▶ [Written problem]:
Return every line of the data below that includes the string "настоящего".

-*-

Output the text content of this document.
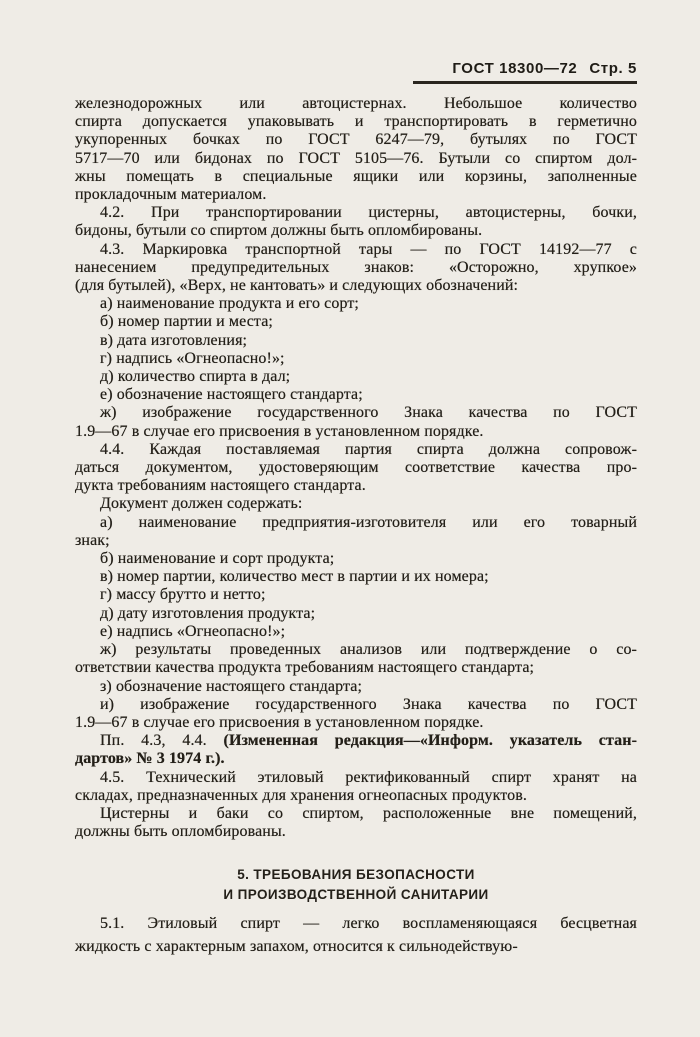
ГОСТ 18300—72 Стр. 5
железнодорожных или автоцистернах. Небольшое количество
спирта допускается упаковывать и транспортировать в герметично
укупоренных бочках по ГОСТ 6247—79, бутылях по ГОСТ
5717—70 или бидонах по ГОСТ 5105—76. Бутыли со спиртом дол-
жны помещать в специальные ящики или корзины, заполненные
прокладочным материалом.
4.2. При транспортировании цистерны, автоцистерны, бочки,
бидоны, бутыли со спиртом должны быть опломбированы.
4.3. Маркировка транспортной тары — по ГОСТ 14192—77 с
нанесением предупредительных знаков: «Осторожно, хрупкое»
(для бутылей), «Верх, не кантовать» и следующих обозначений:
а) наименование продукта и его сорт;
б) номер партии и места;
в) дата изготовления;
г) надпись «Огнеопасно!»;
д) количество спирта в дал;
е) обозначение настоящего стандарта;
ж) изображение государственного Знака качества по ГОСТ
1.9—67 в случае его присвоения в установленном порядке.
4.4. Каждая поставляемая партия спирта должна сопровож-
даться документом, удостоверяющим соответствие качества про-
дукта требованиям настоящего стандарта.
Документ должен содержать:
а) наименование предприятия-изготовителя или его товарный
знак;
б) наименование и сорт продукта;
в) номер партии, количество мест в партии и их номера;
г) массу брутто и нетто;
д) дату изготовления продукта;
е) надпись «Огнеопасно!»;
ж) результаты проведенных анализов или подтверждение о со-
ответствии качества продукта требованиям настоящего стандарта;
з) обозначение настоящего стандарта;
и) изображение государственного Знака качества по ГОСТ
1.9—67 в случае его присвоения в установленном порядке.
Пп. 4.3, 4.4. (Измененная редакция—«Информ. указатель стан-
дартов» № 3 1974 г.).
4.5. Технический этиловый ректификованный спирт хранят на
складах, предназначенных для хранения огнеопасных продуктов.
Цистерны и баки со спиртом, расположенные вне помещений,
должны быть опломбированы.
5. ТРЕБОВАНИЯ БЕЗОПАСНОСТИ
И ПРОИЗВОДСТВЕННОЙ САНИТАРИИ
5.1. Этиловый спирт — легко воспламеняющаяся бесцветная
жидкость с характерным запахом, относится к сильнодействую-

-*-

▶ [Output for this task]:
е) обозначение настоящего стандарта;
дукта требованиям настоящего стандарта.
ответствии качества продукта требованиям настоящего стандарта;
з) обозначение настоящего стандарта;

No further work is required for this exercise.